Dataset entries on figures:
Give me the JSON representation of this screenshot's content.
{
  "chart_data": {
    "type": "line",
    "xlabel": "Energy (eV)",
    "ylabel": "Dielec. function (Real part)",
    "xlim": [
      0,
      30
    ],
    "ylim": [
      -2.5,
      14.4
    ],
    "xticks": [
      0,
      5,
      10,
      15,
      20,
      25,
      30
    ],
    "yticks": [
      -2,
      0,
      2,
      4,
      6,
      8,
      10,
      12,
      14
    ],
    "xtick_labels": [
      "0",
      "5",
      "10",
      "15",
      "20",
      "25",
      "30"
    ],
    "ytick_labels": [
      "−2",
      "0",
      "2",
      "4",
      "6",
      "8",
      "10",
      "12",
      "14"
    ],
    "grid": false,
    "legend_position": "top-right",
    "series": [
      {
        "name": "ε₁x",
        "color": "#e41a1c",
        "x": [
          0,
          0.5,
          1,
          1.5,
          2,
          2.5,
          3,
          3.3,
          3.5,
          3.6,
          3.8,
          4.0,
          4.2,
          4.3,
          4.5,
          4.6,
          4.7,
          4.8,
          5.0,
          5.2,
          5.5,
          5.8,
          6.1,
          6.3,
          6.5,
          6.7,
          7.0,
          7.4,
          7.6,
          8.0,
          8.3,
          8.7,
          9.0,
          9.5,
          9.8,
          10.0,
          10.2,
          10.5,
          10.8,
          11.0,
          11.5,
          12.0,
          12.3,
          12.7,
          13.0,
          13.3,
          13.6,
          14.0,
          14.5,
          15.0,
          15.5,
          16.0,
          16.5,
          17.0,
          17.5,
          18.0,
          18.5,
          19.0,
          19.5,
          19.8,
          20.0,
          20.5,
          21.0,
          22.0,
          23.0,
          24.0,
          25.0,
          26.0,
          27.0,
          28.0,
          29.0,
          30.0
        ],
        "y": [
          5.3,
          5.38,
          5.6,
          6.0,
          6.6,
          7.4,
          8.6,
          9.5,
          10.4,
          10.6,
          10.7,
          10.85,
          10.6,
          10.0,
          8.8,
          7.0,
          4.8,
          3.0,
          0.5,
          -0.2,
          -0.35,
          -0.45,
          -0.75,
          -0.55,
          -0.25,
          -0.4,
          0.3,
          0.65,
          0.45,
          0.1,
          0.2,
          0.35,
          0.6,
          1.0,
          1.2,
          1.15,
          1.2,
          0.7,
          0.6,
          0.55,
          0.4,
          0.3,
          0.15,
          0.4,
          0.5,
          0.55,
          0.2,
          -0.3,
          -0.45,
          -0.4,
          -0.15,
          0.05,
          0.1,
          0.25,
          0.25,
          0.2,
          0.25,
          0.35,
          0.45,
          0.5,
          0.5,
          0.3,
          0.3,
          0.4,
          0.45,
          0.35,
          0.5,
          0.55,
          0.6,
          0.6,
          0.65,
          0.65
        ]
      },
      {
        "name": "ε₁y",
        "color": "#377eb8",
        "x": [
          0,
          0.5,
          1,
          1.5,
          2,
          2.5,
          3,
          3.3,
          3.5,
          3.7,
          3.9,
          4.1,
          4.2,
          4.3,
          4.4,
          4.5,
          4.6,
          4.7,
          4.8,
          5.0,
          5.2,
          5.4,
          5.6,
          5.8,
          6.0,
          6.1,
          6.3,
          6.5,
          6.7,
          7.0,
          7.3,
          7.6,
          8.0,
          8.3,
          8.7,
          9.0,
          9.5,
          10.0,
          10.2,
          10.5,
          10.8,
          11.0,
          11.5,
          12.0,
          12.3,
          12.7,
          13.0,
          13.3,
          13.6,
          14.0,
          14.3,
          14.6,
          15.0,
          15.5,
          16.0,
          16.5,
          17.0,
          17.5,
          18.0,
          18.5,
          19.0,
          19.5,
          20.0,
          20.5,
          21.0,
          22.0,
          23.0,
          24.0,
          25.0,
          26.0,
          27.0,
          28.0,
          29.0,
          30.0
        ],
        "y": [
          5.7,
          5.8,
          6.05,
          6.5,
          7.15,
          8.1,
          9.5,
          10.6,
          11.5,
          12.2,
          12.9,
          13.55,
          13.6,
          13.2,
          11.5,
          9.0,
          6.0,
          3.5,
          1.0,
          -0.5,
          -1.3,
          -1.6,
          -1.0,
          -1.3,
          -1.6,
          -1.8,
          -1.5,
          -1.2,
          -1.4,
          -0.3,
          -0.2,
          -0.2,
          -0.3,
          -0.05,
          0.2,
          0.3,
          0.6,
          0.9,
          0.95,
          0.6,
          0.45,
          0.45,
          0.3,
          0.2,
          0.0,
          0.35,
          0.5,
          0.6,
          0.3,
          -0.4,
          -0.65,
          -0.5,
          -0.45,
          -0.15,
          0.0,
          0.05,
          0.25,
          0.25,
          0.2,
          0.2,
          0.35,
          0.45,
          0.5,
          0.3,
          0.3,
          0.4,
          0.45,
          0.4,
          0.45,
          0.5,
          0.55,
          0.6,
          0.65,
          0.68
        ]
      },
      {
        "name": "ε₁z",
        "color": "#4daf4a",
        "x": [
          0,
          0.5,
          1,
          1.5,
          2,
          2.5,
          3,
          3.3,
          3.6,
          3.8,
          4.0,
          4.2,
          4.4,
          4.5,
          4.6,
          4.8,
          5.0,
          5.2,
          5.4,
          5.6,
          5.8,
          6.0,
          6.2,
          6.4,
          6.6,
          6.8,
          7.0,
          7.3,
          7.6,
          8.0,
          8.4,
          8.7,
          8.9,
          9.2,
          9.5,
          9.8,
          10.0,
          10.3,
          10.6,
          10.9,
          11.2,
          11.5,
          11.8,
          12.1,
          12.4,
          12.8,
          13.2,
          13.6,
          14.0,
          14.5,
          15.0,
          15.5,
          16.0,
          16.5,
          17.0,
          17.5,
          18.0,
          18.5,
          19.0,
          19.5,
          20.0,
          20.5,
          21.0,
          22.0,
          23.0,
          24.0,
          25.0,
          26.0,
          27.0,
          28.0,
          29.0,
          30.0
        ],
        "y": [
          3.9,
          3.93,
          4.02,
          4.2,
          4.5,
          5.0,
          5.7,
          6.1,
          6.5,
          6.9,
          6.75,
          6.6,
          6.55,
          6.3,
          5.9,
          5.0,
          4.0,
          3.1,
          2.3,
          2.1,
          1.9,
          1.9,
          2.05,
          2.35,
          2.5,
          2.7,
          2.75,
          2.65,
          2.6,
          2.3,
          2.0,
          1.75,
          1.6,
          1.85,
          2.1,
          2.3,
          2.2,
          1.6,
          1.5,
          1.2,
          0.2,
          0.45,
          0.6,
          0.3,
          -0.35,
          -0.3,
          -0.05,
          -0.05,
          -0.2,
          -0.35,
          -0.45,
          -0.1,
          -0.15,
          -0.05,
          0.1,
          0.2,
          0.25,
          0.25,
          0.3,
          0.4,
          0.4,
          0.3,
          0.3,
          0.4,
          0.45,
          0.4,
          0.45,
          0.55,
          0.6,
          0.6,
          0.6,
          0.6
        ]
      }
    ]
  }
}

- _Written request_
Search the records for the word "color" and copy every line where it occurs.

- _Result_
        "color": "#e41a1c",
        "color": "#377eb8",
        "color": "#4daf4a",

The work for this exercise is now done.